Data items:
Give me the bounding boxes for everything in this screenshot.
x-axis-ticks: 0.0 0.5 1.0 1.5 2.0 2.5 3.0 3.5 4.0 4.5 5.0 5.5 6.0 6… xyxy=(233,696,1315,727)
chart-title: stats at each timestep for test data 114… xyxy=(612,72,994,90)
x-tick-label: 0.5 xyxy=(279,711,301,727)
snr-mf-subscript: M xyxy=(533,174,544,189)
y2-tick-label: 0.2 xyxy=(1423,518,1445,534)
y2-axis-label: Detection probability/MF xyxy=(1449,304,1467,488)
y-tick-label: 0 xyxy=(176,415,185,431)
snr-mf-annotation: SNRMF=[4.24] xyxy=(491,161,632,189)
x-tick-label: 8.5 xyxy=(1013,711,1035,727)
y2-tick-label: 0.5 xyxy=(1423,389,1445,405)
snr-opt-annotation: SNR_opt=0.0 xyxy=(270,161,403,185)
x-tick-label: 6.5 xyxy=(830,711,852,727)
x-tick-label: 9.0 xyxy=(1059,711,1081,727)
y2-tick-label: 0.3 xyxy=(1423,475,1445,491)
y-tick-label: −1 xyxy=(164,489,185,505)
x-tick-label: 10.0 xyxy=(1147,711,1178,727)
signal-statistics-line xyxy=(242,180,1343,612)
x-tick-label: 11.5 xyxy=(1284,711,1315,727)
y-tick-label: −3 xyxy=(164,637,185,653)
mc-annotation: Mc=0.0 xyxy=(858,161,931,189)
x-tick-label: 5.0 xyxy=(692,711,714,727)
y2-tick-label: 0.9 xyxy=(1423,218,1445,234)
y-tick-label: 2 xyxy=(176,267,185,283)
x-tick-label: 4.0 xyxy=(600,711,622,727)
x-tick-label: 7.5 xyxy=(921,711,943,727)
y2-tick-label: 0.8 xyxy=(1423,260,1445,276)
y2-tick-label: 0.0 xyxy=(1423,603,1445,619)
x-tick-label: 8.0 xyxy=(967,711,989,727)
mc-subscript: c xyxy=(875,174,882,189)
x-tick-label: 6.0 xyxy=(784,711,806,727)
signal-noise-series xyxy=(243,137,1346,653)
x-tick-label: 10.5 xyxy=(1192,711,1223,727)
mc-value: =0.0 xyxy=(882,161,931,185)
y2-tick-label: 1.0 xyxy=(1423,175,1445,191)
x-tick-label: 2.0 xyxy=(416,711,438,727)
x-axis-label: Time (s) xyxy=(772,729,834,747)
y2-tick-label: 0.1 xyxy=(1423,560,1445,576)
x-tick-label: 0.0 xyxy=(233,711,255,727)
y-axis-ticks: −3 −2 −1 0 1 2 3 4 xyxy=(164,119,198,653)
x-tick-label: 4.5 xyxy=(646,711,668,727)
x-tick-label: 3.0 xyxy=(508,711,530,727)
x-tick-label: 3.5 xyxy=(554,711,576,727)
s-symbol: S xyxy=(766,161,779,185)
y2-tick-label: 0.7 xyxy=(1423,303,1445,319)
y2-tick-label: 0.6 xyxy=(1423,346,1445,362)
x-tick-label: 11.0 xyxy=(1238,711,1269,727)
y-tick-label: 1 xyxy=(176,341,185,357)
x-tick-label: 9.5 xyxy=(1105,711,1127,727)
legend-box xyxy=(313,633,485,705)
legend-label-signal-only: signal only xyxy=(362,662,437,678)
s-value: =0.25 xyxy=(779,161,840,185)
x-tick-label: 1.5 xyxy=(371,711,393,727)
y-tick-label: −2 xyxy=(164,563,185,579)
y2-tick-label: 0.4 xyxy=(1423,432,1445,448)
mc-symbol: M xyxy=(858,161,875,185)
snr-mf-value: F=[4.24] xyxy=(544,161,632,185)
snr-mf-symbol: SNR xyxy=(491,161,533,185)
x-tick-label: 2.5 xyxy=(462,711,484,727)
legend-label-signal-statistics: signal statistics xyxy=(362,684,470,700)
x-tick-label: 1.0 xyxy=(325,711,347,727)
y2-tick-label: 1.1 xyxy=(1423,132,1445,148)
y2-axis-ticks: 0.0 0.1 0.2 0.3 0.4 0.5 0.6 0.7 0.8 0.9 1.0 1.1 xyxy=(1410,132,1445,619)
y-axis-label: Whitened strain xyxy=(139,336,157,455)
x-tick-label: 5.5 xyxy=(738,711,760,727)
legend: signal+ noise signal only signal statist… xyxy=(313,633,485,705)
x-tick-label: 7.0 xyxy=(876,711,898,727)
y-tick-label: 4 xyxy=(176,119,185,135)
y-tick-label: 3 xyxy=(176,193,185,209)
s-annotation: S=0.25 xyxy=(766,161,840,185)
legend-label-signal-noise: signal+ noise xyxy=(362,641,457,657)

• Work to complete: Present the lines above as a numbered list, leaving out any blank lines.

• Result below:
1. Give me the bounding boxes for everything in this screenshot.
2. x-axis-ticks: 0.0 0.5 1.0 1.5 2.0 2.5 3.0 3.5 4.0 4.5 5.0 5.5 6.0 6… xyxy=(233,696,1315,727)
3. chart-title: stats at each timestep for test data 114… xyxy=(612,72,994,90)
4. x-tick-label: 0.5 xyxy=(279,711,301,727)
5. snr-mf-subscript: M xyxy=(533,174,544,189)
6. y2-tick-label: 0.2 xyxy=(1423,518,1445,534)
7. y2-axis-label: Detection probability/MF xyxy=(1449,304,1467,488)
8. y-tick-label: 0 xyxy=(176,415,185,431)
9. snr-mf-annotation: SNRMF=[4.24] xyxy=(491,161,632,189)
10. x-tick-label: 8.5 xyxy=(1013,711,1035,727)
11. y2-tick-label: 0.5 xyxy=(1423,389,1445,405)
12. snr-opt-annotation: SNR_opt=0.0 xyxy=(270,161,403,185)
13. x-tick-label: 6.5 xyxy=(830,711,852,727)
14. x-tick-label: 9.0 xyxy=(1059,711,1081,727)
15. y2-tick-label: 0.3 xyxy=(1423,475,1445,491)
16. y-tick-label: −1 xyxy=(164,489,185,505)
17. x-tick-label: 10.0 xyxy=(1147,711,1178,727)
18. signal-statistics-line xyxy=(242,180,1343,612)
19. x-tick-label: 11.5 xyxy=(1284,711,1315,727)
20. y-tick-label: −3 xyxy=(164,637,185,653)
21. mc-annotation: Mc=0.0 xyxy=(858,161,931,189)
22. x-tick-label: 5.0 xyxy=(692,711,714,727)
23. y2-tick-label: 0.9 xyxy=(1423,218,1445,234)
24. y-tick-label: 2 xyxy=(176,267,185,283)
25. x-tick-label: 4.0 xyxy=(600,711,622,727)
26. x-tick-label: 7.5 xyxy=(921,711,943,727)
27. y2-tick-label: 0.8 xyxy=(1423,260,1445,276)
28. y2-tick-label: 0.0 xyxy=(1423,603,1445,619)
29. x-tick-label: 8.0 xyxy=(967,711,989,727)
30. mc-subscript: c xyxy=(875,174,882,189)
31. x-tick-label: 6.0 xyxy=(784,711,806,727)
32. signal-noise-series xyxy=(243,137,1346,653)
33. x-tick-label: 10.5 xyxy=(1192,711,1223,727)
34. mc-value: =0.0 xyxy=(882,161,931,185)
35. y2-tick-label: 1.0 xyxy=(1423,175,1445,191)
36. x-tick-label: 2.0 xyxy=(416,711,438,727)
37. x-axis-label: Time (s) xyxy=(772,729,834,747)
38. y2-tick-label: 0.1 xyxy=(1423,560,1445,576)
39. x-tick-label: 0.0 xyxy=(233,711,255,727)
40. y-axis-ticks: −3 −2 −1 0 1 2 3 4 xyxy=(164,119,198,653)
41. x-tick-label: 4.5 xyxy=(646,711,668,727)
42. x-tick-label: 3.0 xyxy=(508,711,530,727)
43. x-tick-label: 3.5 xyxy=(554,711,576,727)
44. s-symbol: S xyxy=(766,161,779,185)
45. y2-tick-label: 0.7 xyxy=(1423,303,1445,319)
46. y2-tick-label: 0.6 xyxy=(1423,346,1445,362)
47. x-tick-label: 11.0 xyxy=(1238,711,1269,727)
48. y-tick-label: 1 xyxy=(176,341,185,357)
49. x-tick-label: 9.5 xyxy=(1105,711,1127,727)
50. legend-box xyxy=(313,633,485,705)
51. legend-label-signal-only: signal only xyxy=(362,662,437,678)
52. s-value: =0.25 xyxy=(779,161,840,185)
53. x-tick-label: 1.5 xyxy=(371,711,393,727)
54. y-tick-label: −2 xyxy=(164,563,185,579)
55. y2-tick-label: 0.4 xyxy=(1423,432,1445,448)
56. mc-symbol: M xyxy=(858,161,875,185)
57. snr-mf-value: F=[4.24] xyxy=(544,161,632,185)
58. snr-mf-symbol: SNR xyxy=(491,161,533,185)
59. x-tick-label: 2.5 xyxy=(462,711,484,727)
60. legend-label-signal-statistics: signal statistics xyxy=(362,684,470,700)
61. x-tick-label: 1.0 xyxy=(325,711,347,727)
62. y2-tick-label: 1.1 xyxy=(1423,132,1445,148)
63. y2-axis-ticks: 0.0 0.1 0.2 0.3 0.4 0.5 0.6 0.7 0.8 0.9 1.0 1.1 xyxy=(1410,132,1445,619)
64. y-axis-label: Whitened strain xyxy=(139,336,157,455)
65. x-tick-label: 5.5 xyxy=(738,711,760,727)
66. legend: signal+ noise signal only signal statist… xyxy=(313,633,485,705)
67. x-tick-label: 7.0 xyxy=(876,711,898,727)
68. y-tick-label: 4 xyxy=(176,119,185,135)
69. y-tick-label: 3 xyxy=(176,193,185,209)
70. s-annotation: S=0.25 xyxy=(766,161,840,185)
71. legend-label-signal-noise: signal+ noise xyxy=(362,641,457,657)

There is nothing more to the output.